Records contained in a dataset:
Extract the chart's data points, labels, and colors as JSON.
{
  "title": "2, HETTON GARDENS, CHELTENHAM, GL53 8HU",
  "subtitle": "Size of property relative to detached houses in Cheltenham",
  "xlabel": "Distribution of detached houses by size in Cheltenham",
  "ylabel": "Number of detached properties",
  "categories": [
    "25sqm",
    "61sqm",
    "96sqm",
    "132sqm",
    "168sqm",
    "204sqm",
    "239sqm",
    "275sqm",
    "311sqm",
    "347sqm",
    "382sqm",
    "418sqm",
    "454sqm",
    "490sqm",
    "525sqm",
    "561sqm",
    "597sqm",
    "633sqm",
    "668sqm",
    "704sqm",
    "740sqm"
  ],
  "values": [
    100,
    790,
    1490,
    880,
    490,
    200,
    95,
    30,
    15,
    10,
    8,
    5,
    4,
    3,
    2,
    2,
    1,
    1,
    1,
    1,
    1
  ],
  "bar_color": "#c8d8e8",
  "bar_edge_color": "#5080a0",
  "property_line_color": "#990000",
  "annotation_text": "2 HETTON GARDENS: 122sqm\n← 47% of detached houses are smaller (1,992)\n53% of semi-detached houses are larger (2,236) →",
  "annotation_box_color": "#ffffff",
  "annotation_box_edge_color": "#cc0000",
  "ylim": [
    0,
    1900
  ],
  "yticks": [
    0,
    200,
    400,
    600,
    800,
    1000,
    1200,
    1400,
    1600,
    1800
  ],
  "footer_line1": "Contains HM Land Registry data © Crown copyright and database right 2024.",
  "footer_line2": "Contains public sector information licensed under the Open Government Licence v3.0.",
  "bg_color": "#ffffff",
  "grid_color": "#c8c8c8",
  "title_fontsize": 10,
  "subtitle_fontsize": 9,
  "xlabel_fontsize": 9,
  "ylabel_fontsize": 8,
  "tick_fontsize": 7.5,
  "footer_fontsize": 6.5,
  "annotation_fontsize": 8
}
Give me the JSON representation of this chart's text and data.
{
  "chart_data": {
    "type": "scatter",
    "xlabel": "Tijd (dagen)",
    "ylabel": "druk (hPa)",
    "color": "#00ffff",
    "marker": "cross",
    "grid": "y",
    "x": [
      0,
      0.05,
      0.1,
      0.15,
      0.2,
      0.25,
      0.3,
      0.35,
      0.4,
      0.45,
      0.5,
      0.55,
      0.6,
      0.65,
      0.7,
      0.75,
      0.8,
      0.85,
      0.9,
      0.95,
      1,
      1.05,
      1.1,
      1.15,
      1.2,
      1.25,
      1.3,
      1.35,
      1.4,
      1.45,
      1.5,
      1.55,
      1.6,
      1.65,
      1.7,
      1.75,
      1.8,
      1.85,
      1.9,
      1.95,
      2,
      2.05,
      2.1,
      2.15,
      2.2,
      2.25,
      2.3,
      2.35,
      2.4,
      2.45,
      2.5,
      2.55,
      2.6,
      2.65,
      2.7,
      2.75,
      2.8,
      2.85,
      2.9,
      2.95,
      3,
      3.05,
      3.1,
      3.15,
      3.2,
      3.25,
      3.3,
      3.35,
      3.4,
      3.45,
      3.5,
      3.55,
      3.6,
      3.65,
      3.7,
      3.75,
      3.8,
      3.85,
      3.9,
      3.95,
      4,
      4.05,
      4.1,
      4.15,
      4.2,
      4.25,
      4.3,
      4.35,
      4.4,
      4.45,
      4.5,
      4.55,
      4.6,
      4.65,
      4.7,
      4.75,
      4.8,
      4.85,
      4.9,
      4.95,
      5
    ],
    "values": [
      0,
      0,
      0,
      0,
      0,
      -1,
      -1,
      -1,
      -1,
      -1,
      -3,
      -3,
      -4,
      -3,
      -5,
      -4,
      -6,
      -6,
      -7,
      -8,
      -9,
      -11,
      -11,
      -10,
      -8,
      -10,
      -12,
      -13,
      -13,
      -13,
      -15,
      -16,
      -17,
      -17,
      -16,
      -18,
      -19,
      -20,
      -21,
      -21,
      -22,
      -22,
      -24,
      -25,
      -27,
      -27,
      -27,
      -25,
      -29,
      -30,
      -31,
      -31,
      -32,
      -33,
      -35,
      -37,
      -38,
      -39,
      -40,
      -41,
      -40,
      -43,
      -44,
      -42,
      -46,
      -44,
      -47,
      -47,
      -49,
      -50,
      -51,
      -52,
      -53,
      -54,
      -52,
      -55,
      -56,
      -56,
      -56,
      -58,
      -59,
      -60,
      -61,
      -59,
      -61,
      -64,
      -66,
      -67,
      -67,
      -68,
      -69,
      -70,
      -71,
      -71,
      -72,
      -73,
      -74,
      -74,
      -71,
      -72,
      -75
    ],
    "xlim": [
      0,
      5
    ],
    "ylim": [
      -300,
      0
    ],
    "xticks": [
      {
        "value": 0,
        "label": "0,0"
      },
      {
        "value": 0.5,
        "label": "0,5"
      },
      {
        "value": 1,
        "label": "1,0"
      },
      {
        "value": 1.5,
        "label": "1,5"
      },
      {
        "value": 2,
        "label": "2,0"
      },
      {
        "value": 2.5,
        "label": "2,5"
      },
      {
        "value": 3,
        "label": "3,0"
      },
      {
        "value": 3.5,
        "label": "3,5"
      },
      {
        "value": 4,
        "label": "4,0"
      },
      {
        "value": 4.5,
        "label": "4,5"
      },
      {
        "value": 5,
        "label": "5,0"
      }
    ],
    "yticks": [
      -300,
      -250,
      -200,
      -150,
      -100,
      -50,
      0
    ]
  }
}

PROBLEM REQUIREMENTS:
Where a line holds the string "GARDENS", copy that line.

WRITTEN SOLUTION:
  "title": "2, HETTON GARDENS, CHELTENHAM, GL53 8HU",
  "annotation_text": "2 HETTON GARDENS: 122sqm\n← 47% of detached houses are smaller (1,992)\n53% of semi-detached houses are larger (2,236) →",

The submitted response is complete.